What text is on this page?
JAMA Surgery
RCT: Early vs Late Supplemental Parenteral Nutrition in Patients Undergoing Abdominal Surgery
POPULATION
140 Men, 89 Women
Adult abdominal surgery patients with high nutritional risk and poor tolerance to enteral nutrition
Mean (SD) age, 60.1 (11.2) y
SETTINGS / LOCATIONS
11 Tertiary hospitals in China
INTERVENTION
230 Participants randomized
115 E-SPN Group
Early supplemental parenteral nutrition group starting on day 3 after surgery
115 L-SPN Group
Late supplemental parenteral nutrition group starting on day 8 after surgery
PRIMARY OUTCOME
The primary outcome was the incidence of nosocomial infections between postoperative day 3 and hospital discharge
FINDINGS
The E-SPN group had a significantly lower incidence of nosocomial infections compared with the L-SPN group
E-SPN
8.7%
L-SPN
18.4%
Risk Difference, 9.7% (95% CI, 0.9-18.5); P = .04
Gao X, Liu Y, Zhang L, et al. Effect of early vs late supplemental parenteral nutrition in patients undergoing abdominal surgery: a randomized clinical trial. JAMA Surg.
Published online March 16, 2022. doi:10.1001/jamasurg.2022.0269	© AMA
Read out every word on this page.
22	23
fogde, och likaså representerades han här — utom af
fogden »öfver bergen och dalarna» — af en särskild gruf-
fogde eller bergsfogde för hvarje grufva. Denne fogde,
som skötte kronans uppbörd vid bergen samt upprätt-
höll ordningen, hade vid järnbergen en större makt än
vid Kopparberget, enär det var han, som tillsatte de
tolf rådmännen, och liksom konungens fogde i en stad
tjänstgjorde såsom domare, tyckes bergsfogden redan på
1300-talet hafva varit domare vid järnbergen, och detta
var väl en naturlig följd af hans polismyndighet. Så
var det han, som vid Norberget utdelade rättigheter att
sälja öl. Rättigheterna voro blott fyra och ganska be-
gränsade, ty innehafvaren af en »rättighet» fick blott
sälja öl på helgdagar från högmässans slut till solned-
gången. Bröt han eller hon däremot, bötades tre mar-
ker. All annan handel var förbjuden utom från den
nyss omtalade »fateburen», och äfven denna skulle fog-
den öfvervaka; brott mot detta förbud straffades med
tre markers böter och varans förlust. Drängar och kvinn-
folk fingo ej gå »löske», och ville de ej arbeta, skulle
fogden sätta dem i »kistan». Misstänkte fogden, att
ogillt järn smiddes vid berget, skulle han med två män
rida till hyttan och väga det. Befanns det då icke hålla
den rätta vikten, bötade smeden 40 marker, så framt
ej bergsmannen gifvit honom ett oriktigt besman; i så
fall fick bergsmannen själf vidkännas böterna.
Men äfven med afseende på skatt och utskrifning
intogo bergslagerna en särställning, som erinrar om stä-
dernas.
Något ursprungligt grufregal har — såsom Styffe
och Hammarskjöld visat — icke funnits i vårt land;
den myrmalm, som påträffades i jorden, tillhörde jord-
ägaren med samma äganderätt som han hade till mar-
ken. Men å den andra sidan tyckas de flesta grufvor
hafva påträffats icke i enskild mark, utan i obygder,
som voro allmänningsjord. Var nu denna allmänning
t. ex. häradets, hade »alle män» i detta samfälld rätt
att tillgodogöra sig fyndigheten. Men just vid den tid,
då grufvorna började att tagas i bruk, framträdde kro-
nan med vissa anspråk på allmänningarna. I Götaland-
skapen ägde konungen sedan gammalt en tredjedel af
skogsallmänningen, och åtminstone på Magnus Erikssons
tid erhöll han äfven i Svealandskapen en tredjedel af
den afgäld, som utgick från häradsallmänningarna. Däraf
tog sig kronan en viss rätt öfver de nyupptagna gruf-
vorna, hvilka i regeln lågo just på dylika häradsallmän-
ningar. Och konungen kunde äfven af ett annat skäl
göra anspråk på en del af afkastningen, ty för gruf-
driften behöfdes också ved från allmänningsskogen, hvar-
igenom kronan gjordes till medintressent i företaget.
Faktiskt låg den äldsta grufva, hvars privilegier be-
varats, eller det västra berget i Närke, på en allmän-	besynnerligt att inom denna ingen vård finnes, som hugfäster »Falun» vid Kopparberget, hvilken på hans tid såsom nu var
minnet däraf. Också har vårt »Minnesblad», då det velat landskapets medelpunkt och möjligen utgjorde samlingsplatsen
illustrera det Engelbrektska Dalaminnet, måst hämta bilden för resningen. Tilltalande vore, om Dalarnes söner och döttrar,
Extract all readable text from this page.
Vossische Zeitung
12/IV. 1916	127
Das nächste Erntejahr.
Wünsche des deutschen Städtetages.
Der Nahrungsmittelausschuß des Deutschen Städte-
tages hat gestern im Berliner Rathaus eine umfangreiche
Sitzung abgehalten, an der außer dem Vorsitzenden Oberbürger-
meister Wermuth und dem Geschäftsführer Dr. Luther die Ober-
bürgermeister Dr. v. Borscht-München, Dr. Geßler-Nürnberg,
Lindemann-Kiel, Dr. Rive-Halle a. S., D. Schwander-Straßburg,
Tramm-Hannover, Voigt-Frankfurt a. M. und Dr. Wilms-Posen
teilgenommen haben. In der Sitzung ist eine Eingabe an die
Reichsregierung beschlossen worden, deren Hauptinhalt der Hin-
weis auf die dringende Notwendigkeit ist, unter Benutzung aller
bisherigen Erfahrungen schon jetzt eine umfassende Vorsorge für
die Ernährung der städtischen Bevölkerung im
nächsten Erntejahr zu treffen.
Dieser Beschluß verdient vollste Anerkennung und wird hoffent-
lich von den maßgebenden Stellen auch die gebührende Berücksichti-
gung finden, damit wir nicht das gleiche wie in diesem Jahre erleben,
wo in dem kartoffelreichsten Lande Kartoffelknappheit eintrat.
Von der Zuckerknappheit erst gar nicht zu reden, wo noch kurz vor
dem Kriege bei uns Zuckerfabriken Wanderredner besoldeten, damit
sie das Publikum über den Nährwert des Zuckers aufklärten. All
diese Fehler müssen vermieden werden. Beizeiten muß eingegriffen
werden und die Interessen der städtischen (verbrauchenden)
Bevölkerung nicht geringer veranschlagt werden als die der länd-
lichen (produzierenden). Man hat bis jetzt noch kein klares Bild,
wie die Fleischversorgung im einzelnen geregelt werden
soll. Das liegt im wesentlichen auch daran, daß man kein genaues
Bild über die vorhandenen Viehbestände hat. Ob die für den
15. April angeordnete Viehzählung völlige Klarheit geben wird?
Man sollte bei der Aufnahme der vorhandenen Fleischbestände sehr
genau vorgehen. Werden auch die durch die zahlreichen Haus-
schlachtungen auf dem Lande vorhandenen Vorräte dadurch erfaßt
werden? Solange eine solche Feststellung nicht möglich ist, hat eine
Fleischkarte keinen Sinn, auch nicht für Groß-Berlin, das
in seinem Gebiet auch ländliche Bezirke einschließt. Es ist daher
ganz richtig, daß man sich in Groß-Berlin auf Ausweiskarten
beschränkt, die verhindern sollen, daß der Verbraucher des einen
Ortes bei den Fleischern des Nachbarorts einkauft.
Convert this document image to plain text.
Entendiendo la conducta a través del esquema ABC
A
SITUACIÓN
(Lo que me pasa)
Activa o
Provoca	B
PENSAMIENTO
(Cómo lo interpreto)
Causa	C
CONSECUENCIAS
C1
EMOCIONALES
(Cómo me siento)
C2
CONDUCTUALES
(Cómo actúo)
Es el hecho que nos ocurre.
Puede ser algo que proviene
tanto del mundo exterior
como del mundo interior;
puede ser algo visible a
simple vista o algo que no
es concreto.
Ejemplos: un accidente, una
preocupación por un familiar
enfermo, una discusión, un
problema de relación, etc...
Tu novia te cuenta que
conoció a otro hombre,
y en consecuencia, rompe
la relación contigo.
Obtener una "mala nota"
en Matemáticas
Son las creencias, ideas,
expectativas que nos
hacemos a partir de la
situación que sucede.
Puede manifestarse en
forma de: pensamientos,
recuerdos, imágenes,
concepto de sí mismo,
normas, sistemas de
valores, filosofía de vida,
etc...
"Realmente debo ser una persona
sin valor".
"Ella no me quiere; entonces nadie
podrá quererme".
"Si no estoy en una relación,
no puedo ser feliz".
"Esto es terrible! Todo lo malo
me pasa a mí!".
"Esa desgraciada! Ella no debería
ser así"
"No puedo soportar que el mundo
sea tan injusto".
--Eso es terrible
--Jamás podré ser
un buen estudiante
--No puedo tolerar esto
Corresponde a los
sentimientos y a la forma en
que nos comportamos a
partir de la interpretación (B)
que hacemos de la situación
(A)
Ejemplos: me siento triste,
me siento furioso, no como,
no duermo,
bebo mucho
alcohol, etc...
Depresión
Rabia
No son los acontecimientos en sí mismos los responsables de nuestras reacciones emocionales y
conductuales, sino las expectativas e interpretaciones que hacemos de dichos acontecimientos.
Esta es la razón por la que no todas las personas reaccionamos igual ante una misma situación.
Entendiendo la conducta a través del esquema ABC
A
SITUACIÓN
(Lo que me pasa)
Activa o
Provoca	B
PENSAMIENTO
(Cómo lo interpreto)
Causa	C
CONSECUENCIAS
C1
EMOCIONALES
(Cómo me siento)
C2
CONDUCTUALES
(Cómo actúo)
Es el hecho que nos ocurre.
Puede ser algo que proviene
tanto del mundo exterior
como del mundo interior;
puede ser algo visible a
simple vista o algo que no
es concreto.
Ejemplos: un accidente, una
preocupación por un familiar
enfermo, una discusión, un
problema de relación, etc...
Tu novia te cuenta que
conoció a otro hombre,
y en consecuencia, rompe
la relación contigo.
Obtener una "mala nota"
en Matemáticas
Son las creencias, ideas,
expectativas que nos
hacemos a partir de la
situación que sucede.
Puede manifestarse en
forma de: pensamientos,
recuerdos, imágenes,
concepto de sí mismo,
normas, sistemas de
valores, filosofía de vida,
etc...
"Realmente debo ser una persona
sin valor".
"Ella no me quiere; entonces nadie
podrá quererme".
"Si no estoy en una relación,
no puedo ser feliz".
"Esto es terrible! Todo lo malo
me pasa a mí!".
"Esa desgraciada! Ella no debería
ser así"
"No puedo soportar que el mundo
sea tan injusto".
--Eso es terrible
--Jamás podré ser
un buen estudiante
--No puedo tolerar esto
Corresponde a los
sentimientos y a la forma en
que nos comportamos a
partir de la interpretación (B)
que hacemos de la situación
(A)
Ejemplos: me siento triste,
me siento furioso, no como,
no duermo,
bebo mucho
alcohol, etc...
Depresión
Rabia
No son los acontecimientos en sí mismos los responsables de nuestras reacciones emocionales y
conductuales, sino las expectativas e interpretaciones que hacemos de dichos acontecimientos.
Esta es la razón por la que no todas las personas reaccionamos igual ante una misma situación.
::::::
§ Task description
Only a number is expected here: the count of lines in the listing that hold the string "voro".

§ Task response
2